## To do:
Will you transcribe the entries that follow, exactly and in full?

## Records provided:
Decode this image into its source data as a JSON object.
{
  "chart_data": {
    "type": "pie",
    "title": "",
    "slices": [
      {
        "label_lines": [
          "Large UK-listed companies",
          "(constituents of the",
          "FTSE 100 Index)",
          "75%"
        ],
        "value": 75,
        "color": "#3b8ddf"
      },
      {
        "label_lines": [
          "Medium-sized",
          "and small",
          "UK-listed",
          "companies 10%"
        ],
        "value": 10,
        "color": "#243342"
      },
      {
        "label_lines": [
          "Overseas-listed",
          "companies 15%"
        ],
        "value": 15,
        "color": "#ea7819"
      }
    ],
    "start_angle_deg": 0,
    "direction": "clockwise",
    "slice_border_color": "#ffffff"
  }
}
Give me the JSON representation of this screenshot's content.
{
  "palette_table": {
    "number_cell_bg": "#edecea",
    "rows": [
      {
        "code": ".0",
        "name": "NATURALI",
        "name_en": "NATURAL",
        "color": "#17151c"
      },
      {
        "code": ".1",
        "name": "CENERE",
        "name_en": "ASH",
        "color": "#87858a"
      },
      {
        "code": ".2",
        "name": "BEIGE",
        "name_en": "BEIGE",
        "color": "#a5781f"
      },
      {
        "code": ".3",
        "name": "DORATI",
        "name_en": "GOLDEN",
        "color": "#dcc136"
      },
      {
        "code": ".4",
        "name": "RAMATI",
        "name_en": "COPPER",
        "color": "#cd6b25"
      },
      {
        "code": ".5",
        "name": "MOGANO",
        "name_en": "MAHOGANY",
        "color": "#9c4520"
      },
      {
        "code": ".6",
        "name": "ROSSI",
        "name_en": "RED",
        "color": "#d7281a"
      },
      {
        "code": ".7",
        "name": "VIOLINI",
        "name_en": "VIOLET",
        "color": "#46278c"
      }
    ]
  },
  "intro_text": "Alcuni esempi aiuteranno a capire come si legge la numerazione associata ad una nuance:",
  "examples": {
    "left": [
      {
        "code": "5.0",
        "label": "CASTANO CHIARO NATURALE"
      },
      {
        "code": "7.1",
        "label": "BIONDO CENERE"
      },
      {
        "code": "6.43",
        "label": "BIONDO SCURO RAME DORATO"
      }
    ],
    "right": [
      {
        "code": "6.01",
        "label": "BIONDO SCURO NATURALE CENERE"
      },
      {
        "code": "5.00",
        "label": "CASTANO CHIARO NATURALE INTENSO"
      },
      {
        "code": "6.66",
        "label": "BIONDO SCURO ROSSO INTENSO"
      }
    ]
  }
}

## The response:
Decode this image into its source data as a JSON object.
{
  "chart_data": {
    "type": "pie",
    "title": "",
    "slices": [
      {
        "label_lines": [
          "Large UK-listed companies",
          "(constituents of the",
          "FTSE 100 Index)",
          "75%"
        ],
        "value": 75,
        "color": "#3b8ddf"
      },
      {
        "label_lines": [
          "Medium-sized",
          "and small",
          "UK-listed",
          "companies 10%"
        ],
        "value": 10,
        "color": "#243342"
      },
      {
        "label_lines": [
          "Overseas-listed",
          "companies 15%"
        ],
        "value": 15,
        "color": "#ea7819"
      }
    ],
    "start_angle_deg": 0,
    "direction": "clockwise",
    "slice_border_color": "#ffffff"
  }
}
Give me the JSON representation of this screenshot's content.
{
  "palette_table": {
    "number_cell_bg": "#edecea",
    "rows": [
      {
        "code": ".0",
        "name": "NATURALI",
        "name_en": "NATURAL",
        "color": "#17151c"
      },
      {
        "code": ".1",
        "name": "CENERE",
        "name_en": "ASH",
        "color": "#87858a"
      },
      {
        "code": ".2",
        "name": "BEIGE",
        "name_en": "BEIGE",
        "color": "#a5781f"
      },
      {
        "code": ".3",
        "name": "DORATI",
        "name_en": "GOLDEN",
        "color": "#dcc136"
      },
      {
        "code": ".4",
        "name": "RAMATI",
        "name_en": "COPPER",
        "color": "#cd6b25"
      },
      {
        "code": ".5",
        "name": "MOGANO",
        "name_en": "MAHOGANY",
        "color": "#9c4520"
      },
      {
        "code": ".6",
        "name": "ROSSI",
        "name_en": "RED",
        "color": "#d7281a"
      },
      {
        "code": ".7",
        "name": "VIOLINI",
        "name_en": "VIOLET",
        "color": "#46278c"
      }
    ]
  },
  "intro_text": "Alcuni esempi aiuteranno a capire come si legge la numerazione associata ad una nuance:",
  "examples": {
    "left": [
      {
        "code": "5.0",
        "label": "CASTANO CHIARO NATURALE"
      },
      {
        "code": "7.1",
        "label": "BIONDO CENERE"
      },
      {
        "code": "6.43",
        "label": "BIONDO SCURO RAME DORATO"
      }
    ],
    "right": [
      {
        "code": "6.01",
        "label": "BIONDO SCURO NATURALE CENERE"
      },
      {
        "code": "5.00",
        "label": "CASTANO CHIARO NATURALE INTENSO"
      },
      {
        "code": "6.66",
        "label": "BIONDO SCURO ROSSO INTENSO"
      }
    ]
  }
}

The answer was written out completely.